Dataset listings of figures
# # # # #

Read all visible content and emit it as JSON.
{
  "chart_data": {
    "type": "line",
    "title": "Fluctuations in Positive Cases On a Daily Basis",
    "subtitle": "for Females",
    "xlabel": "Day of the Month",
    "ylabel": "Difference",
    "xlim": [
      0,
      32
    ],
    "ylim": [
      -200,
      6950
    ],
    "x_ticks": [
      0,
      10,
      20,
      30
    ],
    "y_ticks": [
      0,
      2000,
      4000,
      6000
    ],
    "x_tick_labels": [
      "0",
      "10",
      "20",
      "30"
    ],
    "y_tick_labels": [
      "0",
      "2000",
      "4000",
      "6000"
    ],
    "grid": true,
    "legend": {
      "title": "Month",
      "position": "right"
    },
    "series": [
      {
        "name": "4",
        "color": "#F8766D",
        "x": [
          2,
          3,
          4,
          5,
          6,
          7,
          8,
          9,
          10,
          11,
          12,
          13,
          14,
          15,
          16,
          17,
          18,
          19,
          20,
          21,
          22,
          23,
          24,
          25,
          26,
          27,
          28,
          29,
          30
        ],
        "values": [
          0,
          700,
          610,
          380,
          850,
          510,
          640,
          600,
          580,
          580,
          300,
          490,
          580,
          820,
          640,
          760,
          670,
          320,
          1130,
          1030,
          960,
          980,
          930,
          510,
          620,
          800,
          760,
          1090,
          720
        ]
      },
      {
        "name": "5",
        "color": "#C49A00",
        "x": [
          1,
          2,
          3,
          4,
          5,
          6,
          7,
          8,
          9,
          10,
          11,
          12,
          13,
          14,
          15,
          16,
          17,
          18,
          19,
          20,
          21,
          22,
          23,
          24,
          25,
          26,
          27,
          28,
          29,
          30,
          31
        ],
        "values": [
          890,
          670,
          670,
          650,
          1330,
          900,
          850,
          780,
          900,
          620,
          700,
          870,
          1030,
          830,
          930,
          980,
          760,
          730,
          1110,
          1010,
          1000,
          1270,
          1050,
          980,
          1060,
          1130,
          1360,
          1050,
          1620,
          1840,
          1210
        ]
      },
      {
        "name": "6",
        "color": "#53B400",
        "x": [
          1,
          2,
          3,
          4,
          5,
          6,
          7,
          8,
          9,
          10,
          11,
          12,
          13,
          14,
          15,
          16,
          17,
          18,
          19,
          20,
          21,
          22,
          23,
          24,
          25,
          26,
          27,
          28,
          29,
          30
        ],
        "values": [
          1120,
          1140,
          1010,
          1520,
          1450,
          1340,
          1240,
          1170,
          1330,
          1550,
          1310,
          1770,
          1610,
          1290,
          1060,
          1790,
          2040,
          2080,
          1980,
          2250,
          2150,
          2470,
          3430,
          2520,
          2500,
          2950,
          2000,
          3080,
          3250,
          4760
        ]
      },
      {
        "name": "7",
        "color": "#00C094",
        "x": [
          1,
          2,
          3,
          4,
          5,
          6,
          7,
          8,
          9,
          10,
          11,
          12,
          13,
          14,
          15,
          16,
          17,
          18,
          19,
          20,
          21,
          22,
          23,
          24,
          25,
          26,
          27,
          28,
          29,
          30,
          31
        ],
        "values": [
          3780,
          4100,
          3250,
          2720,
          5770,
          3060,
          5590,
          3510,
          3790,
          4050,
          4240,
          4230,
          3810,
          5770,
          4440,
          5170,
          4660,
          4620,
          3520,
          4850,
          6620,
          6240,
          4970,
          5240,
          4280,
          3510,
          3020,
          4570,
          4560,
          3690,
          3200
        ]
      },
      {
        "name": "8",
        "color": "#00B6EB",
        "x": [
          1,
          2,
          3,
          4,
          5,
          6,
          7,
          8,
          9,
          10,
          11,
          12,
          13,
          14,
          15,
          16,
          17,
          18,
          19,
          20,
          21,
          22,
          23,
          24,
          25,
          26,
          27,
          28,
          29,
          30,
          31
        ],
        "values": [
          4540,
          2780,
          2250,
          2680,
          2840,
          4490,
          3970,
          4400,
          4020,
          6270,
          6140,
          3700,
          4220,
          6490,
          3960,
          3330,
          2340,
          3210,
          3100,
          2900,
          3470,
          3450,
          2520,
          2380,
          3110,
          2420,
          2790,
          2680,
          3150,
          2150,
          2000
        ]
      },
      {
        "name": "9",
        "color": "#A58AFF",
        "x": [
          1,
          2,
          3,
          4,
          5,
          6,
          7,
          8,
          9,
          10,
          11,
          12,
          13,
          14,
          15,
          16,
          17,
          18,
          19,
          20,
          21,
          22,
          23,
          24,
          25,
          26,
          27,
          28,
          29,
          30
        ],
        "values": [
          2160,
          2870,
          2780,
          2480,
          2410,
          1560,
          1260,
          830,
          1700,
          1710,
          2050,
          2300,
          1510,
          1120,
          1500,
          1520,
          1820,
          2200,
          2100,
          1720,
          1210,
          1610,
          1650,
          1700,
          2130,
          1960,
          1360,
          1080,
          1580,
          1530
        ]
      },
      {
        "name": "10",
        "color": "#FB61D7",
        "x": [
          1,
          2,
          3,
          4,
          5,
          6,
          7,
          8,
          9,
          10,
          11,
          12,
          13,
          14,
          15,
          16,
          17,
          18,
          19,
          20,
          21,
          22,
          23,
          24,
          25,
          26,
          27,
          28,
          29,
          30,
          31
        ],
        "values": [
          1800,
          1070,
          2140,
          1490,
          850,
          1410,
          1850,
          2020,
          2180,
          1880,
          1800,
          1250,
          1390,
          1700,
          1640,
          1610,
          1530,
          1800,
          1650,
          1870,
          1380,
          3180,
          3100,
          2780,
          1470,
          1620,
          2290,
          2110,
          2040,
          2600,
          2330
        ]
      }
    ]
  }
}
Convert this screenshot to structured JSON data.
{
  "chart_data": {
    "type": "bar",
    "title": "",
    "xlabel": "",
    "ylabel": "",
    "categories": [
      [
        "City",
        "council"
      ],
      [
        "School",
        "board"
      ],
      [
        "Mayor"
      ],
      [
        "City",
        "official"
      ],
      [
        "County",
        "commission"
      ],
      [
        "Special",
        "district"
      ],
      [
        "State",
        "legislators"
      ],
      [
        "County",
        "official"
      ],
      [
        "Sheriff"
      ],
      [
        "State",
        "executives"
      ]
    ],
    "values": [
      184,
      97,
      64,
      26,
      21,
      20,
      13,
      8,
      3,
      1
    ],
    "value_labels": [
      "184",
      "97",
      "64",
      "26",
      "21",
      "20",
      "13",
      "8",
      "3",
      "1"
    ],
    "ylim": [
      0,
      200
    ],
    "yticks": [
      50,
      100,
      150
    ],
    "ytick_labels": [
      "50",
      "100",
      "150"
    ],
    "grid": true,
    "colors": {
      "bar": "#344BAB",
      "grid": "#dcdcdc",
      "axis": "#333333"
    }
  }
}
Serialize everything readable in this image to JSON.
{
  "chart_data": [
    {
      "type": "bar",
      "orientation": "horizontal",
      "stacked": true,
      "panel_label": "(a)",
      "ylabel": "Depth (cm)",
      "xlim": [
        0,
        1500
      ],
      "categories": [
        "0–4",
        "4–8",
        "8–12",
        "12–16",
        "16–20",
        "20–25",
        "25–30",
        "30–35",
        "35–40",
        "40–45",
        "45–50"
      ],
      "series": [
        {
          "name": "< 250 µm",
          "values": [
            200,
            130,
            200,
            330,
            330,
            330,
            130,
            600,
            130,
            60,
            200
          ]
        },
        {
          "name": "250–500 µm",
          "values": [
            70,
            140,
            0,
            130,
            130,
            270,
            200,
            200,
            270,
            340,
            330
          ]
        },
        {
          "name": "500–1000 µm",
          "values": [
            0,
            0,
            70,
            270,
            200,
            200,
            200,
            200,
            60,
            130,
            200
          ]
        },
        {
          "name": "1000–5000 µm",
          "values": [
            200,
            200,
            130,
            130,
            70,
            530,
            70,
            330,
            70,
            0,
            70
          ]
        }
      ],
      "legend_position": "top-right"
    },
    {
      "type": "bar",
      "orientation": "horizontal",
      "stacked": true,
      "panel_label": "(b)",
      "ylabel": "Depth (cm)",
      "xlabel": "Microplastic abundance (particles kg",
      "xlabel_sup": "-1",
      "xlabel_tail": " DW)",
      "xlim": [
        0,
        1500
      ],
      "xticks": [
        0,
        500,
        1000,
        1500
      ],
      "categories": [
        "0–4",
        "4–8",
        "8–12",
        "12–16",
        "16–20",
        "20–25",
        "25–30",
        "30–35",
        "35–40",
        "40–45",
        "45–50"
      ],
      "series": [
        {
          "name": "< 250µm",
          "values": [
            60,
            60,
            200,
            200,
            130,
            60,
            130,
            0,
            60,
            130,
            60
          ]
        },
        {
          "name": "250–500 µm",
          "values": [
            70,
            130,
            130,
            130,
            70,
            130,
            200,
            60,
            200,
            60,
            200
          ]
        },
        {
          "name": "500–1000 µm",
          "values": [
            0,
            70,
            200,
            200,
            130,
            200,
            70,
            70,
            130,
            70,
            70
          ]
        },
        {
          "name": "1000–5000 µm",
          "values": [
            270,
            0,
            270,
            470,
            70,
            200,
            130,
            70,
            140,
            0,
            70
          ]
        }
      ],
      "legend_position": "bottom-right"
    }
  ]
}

# # # # #

PROBLEM TO SOLVE - Return every line containing "ylabel".

TASK SOLUTION -
    "ylabel": "Difference",
    "ylabel": "",
      "ylabel": "Depth (cm)",
      "ylabel": "Depth (cm)",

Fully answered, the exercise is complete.